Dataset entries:
......

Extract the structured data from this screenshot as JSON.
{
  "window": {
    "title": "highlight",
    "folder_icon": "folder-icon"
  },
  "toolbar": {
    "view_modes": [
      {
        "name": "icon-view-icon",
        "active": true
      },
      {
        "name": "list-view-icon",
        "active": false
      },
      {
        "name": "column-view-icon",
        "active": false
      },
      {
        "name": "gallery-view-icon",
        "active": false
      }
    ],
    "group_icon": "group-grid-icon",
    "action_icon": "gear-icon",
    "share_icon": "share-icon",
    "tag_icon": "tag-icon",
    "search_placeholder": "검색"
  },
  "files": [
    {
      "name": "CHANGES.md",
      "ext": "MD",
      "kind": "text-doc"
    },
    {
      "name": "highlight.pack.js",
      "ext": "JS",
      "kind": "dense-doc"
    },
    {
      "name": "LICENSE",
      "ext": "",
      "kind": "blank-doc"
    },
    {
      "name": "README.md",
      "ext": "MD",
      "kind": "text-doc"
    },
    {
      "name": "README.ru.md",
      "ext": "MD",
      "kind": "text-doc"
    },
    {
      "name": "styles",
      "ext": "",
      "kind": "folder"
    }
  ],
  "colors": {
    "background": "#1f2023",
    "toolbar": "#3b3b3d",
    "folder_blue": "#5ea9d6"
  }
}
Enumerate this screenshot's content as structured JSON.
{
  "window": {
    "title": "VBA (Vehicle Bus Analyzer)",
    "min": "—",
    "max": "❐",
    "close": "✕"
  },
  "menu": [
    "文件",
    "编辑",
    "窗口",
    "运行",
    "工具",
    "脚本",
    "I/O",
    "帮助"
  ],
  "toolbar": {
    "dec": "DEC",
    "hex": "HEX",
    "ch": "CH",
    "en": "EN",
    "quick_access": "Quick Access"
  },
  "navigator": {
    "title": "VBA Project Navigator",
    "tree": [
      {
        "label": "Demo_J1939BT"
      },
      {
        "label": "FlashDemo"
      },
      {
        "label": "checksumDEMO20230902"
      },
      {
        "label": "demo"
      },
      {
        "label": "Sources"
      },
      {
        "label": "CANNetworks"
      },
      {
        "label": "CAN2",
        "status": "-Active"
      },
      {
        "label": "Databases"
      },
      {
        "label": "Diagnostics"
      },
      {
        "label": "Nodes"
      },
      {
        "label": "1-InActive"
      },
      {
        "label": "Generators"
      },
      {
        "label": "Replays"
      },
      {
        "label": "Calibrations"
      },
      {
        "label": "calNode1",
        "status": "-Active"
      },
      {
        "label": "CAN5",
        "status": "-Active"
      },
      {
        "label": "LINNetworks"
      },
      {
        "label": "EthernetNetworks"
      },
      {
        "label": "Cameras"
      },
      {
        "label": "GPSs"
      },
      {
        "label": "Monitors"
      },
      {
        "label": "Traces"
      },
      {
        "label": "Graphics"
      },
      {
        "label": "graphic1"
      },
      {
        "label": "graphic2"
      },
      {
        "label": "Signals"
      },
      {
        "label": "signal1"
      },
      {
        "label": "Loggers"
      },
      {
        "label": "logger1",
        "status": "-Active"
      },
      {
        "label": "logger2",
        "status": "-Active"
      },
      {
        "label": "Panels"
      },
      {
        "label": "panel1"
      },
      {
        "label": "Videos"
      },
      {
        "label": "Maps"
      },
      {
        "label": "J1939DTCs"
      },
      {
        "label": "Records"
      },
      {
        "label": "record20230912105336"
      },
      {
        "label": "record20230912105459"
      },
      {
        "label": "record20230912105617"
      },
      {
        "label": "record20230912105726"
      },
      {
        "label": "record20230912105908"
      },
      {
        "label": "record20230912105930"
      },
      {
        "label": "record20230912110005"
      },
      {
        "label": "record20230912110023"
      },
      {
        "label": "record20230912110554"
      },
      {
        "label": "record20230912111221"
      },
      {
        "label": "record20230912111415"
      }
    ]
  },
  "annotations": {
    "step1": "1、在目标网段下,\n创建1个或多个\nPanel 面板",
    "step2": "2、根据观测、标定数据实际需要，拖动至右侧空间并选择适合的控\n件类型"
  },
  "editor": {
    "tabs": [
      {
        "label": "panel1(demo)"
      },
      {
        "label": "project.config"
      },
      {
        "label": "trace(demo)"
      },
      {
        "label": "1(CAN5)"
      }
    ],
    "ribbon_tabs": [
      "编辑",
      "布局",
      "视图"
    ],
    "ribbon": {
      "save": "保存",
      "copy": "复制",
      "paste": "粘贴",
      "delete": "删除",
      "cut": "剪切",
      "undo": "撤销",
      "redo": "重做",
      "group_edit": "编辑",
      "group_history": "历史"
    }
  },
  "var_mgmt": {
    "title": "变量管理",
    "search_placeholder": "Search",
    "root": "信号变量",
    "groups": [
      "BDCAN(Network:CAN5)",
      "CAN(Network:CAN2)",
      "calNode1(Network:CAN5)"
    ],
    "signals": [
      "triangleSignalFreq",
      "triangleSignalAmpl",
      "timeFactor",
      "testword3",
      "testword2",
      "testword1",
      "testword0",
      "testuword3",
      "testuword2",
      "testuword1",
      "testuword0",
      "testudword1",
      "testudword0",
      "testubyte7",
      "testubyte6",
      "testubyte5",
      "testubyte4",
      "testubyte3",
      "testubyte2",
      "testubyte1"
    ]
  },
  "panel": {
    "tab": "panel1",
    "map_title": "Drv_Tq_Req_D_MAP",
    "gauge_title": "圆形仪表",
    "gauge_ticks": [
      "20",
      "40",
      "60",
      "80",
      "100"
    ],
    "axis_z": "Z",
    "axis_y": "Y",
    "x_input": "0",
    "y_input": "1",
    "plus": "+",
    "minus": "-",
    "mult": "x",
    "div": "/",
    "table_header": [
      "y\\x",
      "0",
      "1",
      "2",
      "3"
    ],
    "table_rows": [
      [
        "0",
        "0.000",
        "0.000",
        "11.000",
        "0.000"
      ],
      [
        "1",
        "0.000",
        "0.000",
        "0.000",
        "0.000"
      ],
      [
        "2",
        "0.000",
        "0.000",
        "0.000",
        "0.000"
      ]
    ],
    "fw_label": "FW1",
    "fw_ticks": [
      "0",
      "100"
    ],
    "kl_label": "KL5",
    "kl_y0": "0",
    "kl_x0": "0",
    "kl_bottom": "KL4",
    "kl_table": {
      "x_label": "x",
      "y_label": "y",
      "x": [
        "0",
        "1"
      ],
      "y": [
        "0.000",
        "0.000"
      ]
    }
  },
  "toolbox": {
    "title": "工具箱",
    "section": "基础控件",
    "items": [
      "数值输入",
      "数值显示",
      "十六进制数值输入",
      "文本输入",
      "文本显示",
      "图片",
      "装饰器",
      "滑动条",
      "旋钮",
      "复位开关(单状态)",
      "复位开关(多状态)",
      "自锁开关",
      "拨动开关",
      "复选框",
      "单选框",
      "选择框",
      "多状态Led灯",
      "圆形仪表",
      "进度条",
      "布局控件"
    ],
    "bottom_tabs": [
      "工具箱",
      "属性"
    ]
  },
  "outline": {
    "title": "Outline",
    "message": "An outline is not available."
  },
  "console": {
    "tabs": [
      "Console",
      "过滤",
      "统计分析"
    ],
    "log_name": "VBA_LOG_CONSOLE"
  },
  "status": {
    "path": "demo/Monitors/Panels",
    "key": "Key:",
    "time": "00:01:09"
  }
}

......

### Short task
Write out the full set of records exactly as given.

### Result below
Extract the structured data from this screenshot as JSON.
{
  "window": {
    "title": "highlight",
    "folder_icon": "folder-icon"
  },
  "toolbar": {
    "view_modes": [
      {
        "name": "icon-view-icon",
        "active": true
      },
      {
        "name": "list-view-icon",
        "active": false
      },
      {
        "name": "column-view-icon",
        "active": false
      },
      {
        "name": "gallery-view-icon",
        "active": false
      }
    ],
    "group_icon": "group-grid-icon",
    "action_icon": "gear-icon",
    "share_icon": "share-icon",
    "tag_icon": "tag-icon",
    "search_placeholder": "검색"
  },
  "files": [
    {
      "name": "CHANGES.md",
      "ext": "MD",
      "kind": "text-doc"
    },
    {
      "name": "highlight.pack.js",
      "ext": "JS",
      "kind": "dense-doc"
    },
    {
      "name": "LICENSE",
      "ext": "",
      "kind": "blank-doc"
    },
    {
      "name": "README.md",
      "ext": "MD",
      "kind": "text-doc"
    },
    {
      "name": "README.ru.md",
      "ext": "MD",
      "kind": "text-doc"
    },
    {
      "name": "styles",
      "ext": "",
      "kind": "folder"
    }
  ],
  "colors": {
    "background": "#1f2023",
    "toolbar": "#3b3b3d",
    "folder_blue": "#5ea9d6"
  }
}
Enumerate this screenshot's content as structured JSON.
{
  "window": {
    "title": "VBA (Vehicle Bus Analyzer)",
    "min": "—",
    "max": "❐",
    "close": "✕"
  },
  "menu": [
    "文件",
    "编辑",
    "窗口",
    "运行",
    "工具",
    "脚本",
    "I/O",
    "帮助"
  ],
  "toolbar": {
    "dec": "DEC",
    "hex": "HEX",
    "ch": "CH",
    "en": "EN",
    "quick_access": "Quick Access"
  },
  "navigator": {
    "title": "VBA Project Navigator",
    "tree": [
      {
        "label": "Demo_J1939BT"
      },
      {
        "label": "FlashDemo"
      },
      {
        "label": "checksumDEMO20230902"
      },
      {
        "label": "demo"
      },
      {
        "label": "Sources"
      },
      {
        "label": "CANNetworks"
      },
      {
        "label": "CAN2",
        "status": "-Active"
      },
      {
        "label": "Databases"
      },
      {
        "label": "Diagnostics"
      },
      {
        "label": "Nodes"
      },
      {
        "label": "1-InActive"
      },
      {
        "label": "Generators"
      },
      {
        "label": "Replays"
      },
      {
        "label": "Calibrations"
      },
      {
        "label": "calNode1",
        "status": "-Active"
      },
      {
        "label": "CAN5",
        "status": "-Active"
      },
      {
        "label": "LINNetworks"
      },
      {
        "label": "EthernetNetworks"
      },
      {
        "label": "Cameras"
      },
      {
        "label": "GPSs"
      },
      {
        "label": "Monitors"
      },
      {
        "label": "Traces"
      },
      {
        "label": "Graphics"
      },
      {
        "label": "graphic1"
      },
      {
        "label": "graphic2"
      },
      {
        "label": "Signals"
      },
      {
        "label": "signal1"
      },
      {
        "label": "Loggers"
      },
      {
        "label": "logger1",
        "status": "-Active"
      },
      {
        "label": "logger2",
        "status": "-Active"
      },
      {
        "label": "Panels"
      },
      {
        "label": "panel1"
      },
      {
        "label": "Videos"
      },
      {
        "label": "Maps"
      },
      {
        "label": "J1939DTCs"
      },
      {
        "label": "Records"
      },
      {
        "label": "record20230912105336"
      },
      {
        "label": "record20230912105459"
      },
      {
        "label": "record20230912105617"
      },
      {
        "label": "record20230912105726"
      },
      {
        "label": "record20230912105908"
      },
      {
        "label": "record20230912105930"
      },
      {
        "label": "record20230912110005"
      },
      {
        "label": "record20230912110023"
      },
      {
        "label": "record20230912110554"
      },
      {
        "label": "record20230912111221"
      },
      {
        "label": "record20230912111415"
      }
    ]
  },
  "annotations": {
    "step1": "1、在目标网段下,\n创建1个或多个\nPanel 面板",
    "step2": "2、根据观测、标定数据实际需要，拖动至右侧空间并选择适合的控\n件类型"
  },
  "editor": {
    "tabs": [
      {
        "label": "panel1(demo)"
      },
      {
        "label": "project.config"
      },
      {
        "label": "trace(demo)"
      },
      {
        "label": "1(CAN5)"
      }
    ],
    "ribbon_tabs": [
      "编辑",
      "布局",
      "视图"
    ],
    "ribbon": {
      "save": "保存",
      "copy": "复制",
      "paste": "粘贴",
      "delete": "删除",
      "cut": "剪切",
      "undo": "撤销",
      "redo": "重做",
      "group_edit": "编辑",
      "group_history": "历史"
    }
  },
  "var_mgmt": {
    "title": "变量管理",
    "search_placeholder": "Search",
    "root": "信号变量",
    "groups": [
      "BDCAN(Network:CAN5)",
      "CAN(Network:CAN2)",
      "calNode1(Network:CAN5)"
    ],
    "signals": [
      "triangleSignalFreq",
      "triangleSignalAmpl",
      "timeFactor",
      "testword3",
      "testword2",
      "testword1",
      "testword0",
      "testuword3",
      "testuword2",
      "testuword1",
      "testuword0",
      "testudword1",
      "testudword0",
      "testubyte7",
      "testubyte6",
      "testubyte5",
      "testubyte4",
      "testubyte3",
      "testubyte2",
      "testubyte1"
    ]
  },
  "panel": {
    "tab": "panel1",
    "map_title": "Drv_Tq_Req_D_MAP",
    "gauge_title": "圆形仪表",
    "gauge_ticks": [
      "20",
      "40",
      "60",
      "80",
      "100"
    ],
    "axis_z": "Z",
    "axis_y": "Y",
    "x_input": "0",
    "y_input": "1",
    "plus": "+",
    "minus": "-",
    "mult": "x",
    "div": "/",
    "table_header": [
      "y\\x",
      "0",
      "1",
      "2",
      "3"
    ],
    "table_rows": [
      [
        "0",
        "0.000",
        "0.000",
        "11.000",
        "0.000"
      ],
      [
        "1",
        "0.000",
        "0.000",
        "0.000",
        "0.000"
      ],
      [
        "2",
        "0.000",
        "0.000",
        "0.000",
        "0.000"
      ]
    ],
    "fw_label": "FW1",
    "fw_ticks": [
      "0",
      "100"
    ],
    "kl_label": "KL5",
    "kl_y0": "0",
    "kl_x0": "0",
    "kl_bottom": "KL4",
    "kl_table": {
      "x_label": "x",
      "y_label": "y",
      "x": [
        "0",
        "1"
      ],
      "y": [
        "0.000",
        "0.000"
      ]
    }
  },
  "toolbox": {
    "title": "工具箱",
    "section": "基础控件",
    "items": [
      "数值输入",
      "数值显示",
      "十六进制数值输入",
      "文本输入",
      "文本显示",
      "图片",
      "装饰器",
      "滑动条",
      "旋钮",
      "复位开关(单状态)",
      "复位开关(多状态)",
      "自锁开关",
      "拨动开关",
      "复选框",
      "单选框",
      "选择框",
      "多状态Led灯",
      "圆形仪表",
      "进度条",
      "布局控件"
    ],
    "bottom_tabs": [
      "工具箱",
      "属性"
    ]
  },
  "outline": {
    "title": "Outline",
    "message": "An outline is not available."
  },
  "console": {
    "tabs": [
      "Console",
      "过滤",
      "统计分析"
    ],
    "log_name": "VBA_LOG_CONSOLE"
  },
  "status": {
    "path": "demo/Monitors/Panels",
    "key": "Key:",
    "time": "00:01:09"
  }
}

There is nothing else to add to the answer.